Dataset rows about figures
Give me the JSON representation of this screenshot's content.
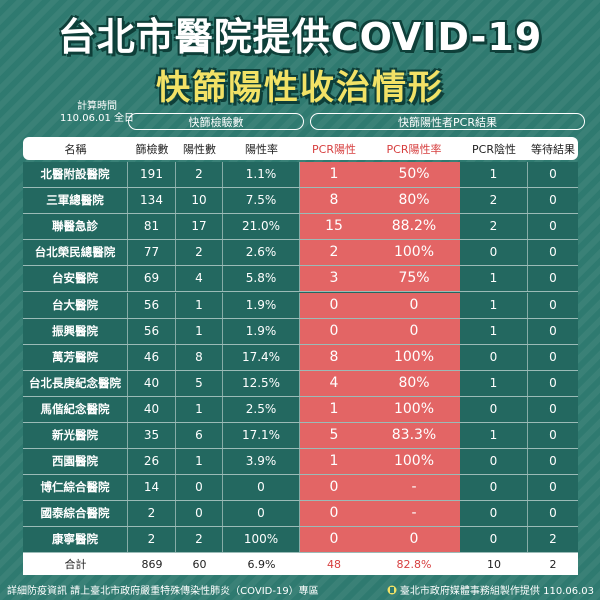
{
  "title": {
    "line1": "台北市醫院提供COVID-19",
    "line2": "快篩陽性收治情形"
  },
  "calc": {
    "label": "計算時間",
    "date": "110.06.01 全日"
  },
  "groups": {
    "rapid": "快篩檢驗數",
    "pcr": "快篩陽性者PCR結果"
  },
  "columns": [
    "名稱",
    "篩檢數",
    "陽性數",
    "陽性率",
    "PCR陽性",
    "PCR陽性率",
    "PCR陰性",
    "等待結果"
  ],
  "rows": [
    [
      "北醫附設醫院",
      "191",
      "2",
      "1.1%",
      "1",
      "50%",
      "1",
      "0"
    ],
    [
      "三軍總醫院",
      "134",
      "10",
      "7.5%",
      "8",
      "80%",
      "2",
      "0"
    ],
    [
      "聯醫急診",
      "81",
      "17",
      "21.0%",
      "15",
      "88.2%",
      "2",
      "0"
    ],
    [
      "台北榮民總醫院",
      "77",
      "2",
      "2.6%",
      "2",
      "100%",
      "0",
      "0"
    ],
    [
      "台安醫院",
      "69",
      "4",
      "5.8%",
      "3",
      "75%",
      "1",
      "0"
    ],
    [
      "台大醫院",
      "56",
      "1",
      "1.9%",
      "0",
      "0",
      "1",
      "0"
    ],
    [
      "振興醫院",
      "56",
      "1",
      "1.9%",
      "0",
      "0",
      "1",
      "0"
    ],
    [
      "萬芳醫院",
      "46",
      "8",
      "17.4%",
      "8",
      "100%",
      "0",
      "0"
    ],
    [
      "台北長庚紀念醫院",
      "40",
      "5",
      "12.5%",
      "4",
      "80%",
      "1",
      "0"
    ],
    [
      "馬偕紀念醫院",
      "40",
      "1",
      "2.5%",
      "1",
      "100%",
      "0",
      "0"
    ],
    [
      "新光醫院",
      "35",
      "6",
      "17.1%",
      "5",
      "83.3%",
      "1",
      "0"
    ],
    [
      "西園醫院",
      "26",
      "1",
      "3.9%",
      "1",
      "100%",
      "0",
      "0"
    ],
    [
      "博仁綜合醫院",
      "14",
      "0",
      "0",
      "0",
      "-",
      "0",
      "0"
    ],
    [
      "國泰綜合醫院",
      "2",
      "0",
      "0",
      "0",
      "-",
      "0",
      "0"
    ],
    [
      "康寧醫院",
      "2",
      "2",
      "100%",
      "0",
      "0",
      "0",
      "2"
    ]
  ],
  "total": [
    "合計",
    "869",
    "60",
    "6.9%",
    "48",
    "82.8%",
    "10",
    "2"
  ],
  "footer": {
    "left": "詳細防疫資訊 請上臺北市政府嚴重特殊傳染性肺炎（COVID-19）專區",
    "right": "臺北市政府媒體事務組製作提供 110.06.03"
  },
  "colors": {
    "background": "#2f7a70",
    "pcr_band": "#e36565",
    "title_yellow": "#f2e266"
  }
}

- _Exercise objective_: Copy all of the entries verbatim, leaving out any pictures they contain.

- _Complete output_:
Give me the JSON representation of this screenshot's content.
{
  "title": {
    "line1": "台北市醫院提供COVID-19",
    "line2": "快篩陽性收治情形"
  },
  "calc": {
    "label": "計算時間",
    "date": "110.06.01 全日"
  },
  "groups": {
    "rapid": "快篩檢驗數",
    "pcr": "快篩陽性者PCR結果"
  },
  "columns": [
    "名稱",
    "篩檢數",
    "陽性數",
    "陽性率",
    "PCR陽性",
    "PCR陽性率",
    "PCR陰性",
    "等待結果"
  ],
  "rows": [
    [
      "北醫附設醫院",
      "191",
      "2",
      "1.1%",
      "1",
      "50%",
      "1",
      "0"
    ],
    [
      "三軍總醫院",
      "134",
      "10",
      "7.5%",
      "8",
      "80%",
      "2",
      "0"
    ],
    [
      "聯醫急診",
      "81",
      "17",
      "21.0%",
      "15",
      "88.2%",
      "2",
      "0"
    ],
    [
      "台北榮民總醫院",
      "77",
      "2",
      "2.6%",
      "2",
      "100%",
      "0",
      "0"
    ],
    [
      "台安醫院",
      "69",
      "4",
      "5.8%",
      "3",
      "75%",
      "1",
      "0"
    ],
    [
      "台大醫院",
      "56",
      "1",
      "1.9%",
      "0",
      "0",
      "1",
      "0"
    ],
    [
      "振興醫院",
      "56",
      "1",
      "1.9%",
      "0",
      "0",
      "1",
      "0"
    ],
    [
      "萬芳醫院",
      "46",
      "8",
      "17.4%",
      "8",
      "100%",
      "0",
      "0"
    ],
    [
      "台北長庚紀念醫院",
      "40",
      "5",
      "12.5%",
      "4",
      "80%",
      "1",
      "0"
    ],
    [
      "馬偕紀念醫院",
      "40",
      "1",
      "2.5%",
      "1",
      "100%",
      "0",
      "0"
    ],
    [
      "新光醫院",
      "35",
      "6",
      "17.1%",
      "5",
      "83.3%",
      "1",
      "0"
    ],
    [
      "西園醫院",
      "26",
      "1",
      "3.9%",
      "1",
      "100%",
      "0",
      "0"
    ],
    [
      "博仁綜合醫院",
      "14",
      "0",
      "0",
      "0",
      "-",
      "0",
      "0"
    ],
    [
      "國泰綜合醫院",
      "2",
      "0",
      "0",
      "0",
      "-",
      "0",
      "0"
    ],
    [
      "康寧醫院",
      "2",
      "2",
      "100%",
      "0",
      "0",
      "0",
      "2"
    ]
  ],
  "total": [
    "合計",
    "869",
    "60",
    "6.9%",
    "48",
    "82.8%",
    "10",
    "2"
  ],
  "footer": {
    "left": "詳細防疫資訊 請上臺北市政府嚴重特殊傳染性肺炎（COVID-19）專區",
    "right": "臺北市政府媒體事務組製作提供 110.06.03"
  },
  "colors": {
    "background": "#2f7a70",
    "pcr_band": "#e36565",
    "title_yellow": "#f2e266"
  }
}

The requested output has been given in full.